Task statement
Tally the lines in the records underneath that contain the string "four", and state the figure by itself.

##### Data supplied

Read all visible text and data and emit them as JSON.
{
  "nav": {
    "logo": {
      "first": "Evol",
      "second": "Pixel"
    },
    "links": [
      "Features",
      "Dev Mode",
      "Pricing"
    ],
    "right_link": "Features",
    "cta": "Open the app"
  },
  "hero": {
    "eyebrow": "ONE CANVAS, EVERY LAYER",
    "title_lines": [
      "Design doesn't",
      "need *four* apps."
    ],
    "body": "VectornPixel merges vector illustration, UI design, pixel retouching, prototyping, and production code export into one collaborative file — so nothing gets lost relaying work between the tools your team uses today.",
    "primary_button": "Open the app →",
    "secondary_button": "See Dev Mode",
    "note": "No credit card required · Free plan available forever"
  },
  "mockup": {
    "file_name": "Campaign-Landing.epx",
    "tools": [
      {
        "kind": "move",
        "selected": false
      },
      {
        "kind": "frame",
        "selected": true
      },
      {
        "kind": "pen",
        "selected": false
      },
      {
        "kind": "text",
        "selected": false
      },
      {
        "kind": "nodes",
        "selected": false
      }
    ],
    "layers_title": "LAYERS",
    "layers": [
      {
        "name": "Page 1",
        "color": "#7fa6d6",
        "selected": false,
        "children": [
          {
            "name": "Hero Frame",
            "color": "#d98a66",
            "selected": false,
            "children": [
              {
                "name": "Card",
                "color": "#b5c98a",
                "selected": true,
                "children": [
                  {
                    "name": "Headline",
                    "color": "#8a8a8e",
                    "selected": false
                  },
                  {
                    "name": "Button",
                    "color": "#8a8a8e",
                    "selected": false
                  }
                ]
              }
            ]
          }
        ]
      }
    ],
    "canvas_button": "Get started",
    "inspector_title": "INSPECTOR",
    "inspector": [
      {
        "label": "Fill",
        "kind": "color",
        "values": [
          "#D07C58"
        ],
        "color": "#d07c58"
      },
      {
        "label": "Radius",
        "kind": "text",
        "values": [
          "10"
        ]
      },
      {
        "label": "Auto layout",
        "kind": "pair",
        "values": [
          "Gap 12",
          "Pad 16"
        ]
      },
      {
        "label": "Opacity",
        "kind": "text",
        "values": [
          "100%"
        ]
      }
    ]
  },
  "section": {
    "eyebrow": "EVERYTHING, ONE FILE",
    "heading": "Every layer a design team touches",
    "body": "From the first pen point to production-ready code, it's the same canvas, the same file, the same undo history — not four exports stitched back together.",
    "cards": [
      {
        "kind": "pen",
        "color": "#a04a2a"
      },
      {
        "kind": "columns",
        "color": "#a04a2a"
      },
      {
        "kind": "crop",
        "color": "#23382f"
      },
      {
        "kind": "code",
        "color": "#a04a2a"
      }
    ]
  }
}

##########
##### Data supplied

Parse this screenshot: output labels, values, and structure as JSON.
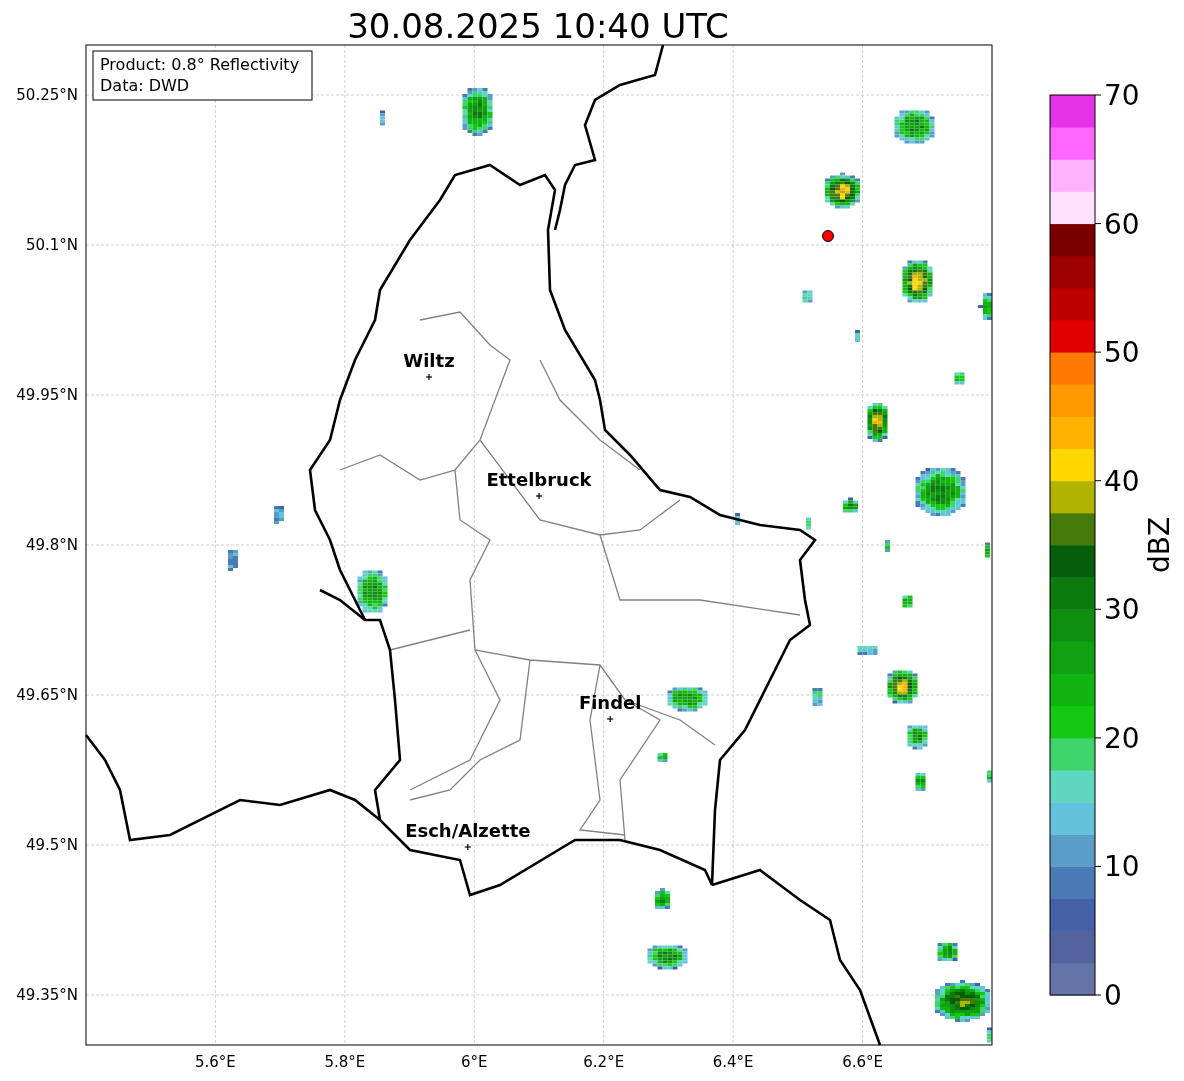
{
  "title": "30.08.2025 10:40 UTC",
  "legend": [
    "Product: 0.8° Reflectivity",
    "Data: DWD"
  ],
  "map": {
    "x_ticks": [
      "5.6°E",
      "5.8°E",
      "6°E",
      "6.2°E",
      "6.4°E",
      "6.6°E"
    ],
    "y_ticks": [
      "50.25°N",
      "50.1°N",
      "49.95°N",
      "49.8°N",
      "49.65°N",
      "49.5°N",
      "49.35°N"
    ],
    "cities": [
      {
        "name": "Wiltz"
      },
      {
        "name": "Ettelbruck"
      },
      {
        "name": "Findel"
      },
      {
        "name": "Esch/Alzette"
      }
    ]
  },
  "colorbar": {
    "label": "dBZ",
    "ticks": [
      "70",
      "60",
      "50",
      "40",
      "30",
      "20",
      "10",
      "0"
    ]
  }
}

##########

Solution to the exercise
2